*Exercise aim*
Going through the material below, please gather all lines with the word "this" in them.

*Data rows*
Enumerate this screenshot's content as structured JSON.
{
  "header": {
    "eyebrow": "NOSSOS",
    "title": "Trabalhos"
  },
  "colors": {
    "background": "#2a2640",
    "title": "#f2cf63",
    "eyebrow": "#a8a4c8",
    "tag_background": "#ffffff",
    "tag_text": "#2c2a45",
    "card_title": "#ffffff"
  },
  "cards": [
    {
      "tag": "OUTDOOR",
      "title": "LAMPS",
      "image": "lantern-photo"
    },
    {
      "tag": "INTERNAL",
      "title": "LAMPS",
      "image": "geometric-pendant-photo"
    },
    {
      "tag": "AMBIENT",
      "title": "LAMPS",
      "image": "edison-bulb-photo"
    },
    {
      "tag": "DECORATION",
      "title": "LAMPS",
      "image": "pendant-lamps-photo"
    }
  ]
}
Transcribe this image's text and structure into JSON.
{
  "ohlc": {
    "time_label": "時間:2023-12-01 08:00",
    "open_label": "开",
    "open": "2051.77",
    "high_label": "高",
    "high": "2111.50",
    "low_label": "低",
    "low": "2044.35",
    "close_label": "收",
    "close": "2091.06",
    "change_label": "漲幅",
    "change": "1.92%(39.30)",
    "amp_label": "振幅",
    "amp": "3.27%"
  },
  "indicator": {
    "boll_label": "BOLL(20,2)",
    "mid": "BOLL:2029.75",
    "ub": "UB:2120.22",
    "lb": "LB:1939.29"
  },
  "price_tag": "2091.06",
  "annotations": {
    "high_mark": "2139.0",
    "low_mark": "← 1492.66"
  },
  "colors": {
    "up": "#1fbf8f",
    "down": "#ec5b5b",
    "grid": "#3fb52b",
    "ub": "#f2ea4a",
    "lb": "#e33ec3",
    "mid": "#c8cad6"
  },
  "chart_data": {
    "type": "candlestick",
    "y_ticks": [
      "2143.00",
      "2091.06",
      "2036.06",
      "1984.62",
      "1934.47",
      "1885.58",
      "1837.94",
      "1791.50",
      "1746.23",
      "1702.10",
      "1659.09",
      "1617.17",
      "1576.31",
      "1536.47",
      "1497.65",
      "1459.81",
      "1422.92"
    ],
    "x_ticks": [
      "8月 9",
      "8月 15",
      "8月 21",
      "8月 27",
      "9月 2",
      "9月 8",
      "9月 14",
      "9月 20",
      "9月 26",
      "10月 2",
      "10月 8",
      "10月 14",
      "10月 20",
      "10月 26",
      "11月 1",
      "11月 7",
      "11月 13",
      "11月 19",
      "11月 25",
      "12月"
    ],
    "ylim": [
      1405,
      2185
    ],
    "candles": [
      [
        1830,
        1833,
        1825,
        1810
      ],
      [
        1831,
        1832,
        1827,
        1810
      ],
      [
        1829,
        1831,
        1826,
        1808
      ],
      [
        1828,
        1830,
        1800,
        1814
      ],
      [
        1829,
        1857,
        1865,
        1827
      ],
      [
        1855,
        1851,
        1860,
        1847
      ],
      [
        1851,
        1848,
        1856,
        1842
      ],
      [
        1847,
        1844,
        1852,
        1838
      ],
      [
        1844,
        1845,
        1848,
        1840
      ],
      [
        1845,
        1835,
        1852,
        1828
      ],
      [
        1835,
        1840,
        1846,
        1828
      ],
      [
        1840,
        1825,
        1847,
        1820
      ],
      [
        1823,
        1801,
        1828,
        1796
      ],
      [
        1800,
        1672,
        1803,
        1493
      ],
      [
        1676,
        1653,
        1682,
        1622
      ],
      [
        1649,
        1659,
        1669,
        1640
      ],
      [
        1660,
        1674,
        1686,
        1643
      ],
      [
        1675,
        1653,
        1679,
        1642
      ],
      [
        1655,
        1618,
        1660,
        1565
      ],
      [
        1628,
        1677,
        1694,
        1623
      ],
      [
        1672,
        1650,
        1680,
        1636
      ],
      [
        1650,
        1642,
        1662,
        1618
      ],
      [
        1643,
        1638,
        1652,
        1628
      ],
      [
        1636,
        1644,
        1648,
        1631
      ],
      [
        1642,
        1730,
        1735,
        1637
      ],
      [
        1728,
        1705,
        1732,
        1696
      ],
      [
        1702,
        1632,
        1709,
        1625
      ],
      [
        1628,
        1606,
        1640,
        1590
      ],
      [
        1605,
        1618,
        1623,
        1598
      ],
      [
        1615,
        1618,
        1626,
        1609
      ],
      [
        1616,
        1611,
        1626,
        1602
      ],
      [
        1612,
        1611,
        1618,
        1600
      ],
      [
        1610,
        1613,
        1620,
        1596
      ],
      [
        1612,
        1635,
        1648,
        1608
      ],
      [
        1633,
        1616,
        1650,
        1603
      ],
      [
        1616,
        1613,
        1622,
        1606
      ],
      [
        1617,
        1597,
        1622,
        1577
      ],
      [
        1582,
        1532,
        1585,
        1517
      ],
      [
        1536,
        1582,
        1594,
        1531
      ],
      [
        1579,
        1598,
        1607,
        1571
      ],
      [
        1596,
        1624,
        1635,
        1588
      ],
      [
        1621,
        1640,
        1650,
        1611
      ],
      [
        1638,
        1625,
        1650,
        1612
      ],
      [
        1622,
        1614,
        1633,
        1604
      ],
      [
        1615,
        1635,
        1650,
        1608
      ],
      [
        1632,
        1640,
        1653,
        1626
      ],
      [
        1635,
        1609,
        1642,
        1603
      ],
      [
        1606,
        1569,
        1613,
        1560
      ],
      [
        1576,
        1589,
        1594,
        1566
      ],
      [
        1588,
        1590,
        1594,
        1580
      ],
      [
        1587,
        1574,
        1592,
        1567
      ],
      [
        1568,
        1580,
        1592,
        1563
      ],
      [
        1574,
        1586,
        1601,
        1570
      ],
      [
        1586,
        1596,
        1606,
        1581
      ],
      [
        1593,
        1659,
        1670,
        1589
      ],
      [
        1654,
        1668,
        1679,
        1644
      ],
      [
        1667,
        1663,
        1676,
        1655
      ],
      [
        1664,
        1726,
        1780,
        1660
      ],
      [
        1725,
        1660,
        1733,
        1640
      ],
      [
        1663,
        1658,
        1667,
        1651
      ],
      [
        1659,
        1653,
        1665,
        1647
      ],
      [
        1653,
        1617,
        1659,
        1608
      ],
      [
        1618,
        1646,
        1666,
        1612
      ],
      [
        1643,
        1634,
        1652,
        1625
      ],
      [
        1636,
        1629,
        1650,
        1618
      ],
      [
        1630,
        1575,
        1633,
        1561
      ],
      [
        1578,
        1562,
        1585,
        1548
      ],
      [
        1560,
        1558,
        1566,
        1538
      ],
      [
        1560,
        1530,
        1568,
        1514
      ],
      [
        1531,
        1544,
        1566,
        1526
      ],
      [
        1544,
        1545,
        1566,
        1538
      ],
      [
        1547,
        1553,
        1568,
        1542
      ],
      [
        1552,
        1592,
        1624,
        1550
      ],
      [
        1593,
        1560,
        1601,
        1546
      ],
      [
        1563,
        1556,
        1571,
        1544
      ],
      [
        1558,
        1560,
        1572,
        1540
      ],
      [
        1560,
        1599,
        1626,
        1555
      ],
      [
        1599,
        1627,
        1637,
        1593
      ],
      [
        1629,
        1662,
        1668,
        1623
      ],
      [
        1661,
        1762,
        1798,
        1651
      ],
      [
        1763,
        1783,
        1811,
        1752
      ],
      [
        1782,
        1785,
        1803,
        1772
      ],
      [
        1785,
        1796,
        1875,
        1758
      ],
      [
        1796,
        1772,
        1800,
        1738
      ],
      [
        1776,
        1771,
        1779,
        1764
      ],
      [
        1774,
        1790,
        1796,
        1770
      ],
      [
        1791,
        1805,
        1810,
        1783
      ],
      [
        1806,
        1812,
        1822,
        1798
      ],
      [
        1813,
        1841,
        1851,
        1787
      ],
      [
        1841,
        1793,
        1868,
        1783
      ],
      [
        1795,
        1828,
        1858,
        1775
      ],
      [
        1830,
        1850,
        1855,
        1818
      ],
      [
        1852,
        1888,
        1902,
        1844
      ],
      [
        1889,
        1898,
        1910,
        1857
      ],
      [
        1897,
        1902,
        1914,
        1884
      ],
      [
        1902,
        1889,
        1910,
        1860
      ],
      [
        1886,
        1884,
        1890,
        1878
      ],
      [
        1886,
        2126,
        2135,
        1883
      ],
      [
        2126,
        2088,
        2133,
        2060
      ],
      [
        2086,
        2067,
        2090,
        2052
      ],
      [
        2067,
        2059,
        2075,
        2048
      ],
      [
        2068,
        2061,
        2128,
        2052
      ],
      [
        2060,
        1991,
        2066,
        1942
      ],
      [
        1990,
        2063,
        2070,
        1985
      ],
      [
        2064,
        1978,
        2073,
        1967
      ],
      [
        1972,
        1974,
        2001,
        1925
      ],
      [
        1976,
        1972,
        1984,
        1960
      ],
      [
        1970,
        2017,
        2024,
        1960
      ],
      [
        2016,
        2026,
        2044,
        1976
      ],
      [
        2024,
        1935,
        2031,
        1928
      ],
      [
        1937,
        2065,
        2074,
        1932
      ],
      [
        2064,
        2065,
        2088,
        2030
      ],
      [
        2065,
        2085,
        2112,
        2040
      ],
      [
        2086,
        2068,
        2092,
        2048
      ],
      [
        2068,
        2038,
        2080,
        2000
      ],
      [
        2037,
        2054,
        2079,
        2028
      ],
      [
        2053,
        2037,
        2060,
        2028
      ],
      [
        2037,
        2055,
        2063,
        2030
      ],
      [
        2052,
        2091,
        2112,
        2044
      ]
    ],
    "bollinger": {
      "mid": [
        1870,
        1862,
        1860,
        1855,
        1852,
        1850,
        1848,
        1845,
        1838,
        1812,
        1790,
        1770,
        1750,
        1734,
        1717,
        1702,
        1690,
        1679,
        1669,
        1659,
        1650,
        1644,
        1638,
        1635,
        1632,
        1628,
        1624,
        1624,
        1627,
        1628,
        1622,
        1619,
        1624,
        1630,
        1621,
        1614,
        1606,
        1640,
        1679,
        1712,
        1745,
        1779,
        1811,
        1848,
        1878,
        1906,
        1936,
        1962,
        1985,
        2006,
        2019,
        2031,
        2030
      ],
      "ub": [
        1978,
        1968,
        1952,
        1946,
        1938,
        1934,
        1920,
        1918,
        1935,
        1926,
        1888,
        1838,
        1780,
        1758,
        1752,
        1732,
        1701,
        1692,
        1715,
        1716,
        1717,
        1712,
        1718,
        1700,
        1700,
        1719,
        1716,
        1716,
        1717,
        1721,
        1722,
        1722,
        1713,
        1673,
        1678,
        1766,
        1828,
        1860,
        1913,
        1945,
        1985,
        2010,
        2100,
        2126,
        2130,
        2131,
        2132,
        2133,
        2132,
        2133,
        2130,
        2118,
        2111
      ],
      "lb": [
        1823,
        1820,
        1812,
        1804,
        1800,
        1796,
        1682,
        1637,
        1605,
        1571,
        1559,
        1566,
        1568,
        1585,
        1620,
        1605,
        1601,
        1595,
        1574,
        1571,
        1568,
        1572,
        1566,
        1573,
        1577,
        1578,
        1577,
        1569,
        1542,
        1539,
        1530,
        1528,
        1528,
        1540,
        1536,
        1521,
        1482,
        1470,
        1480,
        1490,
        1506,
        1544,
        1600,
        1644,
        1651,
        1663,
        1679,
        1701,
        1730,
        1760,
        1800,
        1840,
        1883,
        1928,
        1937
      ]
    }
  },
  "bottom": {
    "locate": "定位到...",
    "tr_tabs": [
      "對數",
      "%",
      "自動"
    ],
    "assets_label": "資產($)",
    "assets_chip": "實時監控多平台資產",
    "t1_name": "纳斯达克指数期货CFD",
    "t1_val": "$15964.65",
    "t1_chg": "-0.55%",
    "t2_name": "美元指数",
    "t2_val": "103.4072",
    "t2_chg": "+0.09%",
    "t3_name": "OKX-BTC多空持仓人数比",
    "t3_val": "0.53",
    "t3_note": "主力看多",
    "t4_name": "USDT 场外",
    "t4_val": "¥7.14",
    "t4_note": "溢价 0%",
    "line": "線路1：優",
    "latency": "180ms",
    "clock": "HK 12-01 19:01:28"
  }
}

*Expected answer*
Enumerate this screenshot's content as structured JSON.
Transcribe this image's text and structure into JSON.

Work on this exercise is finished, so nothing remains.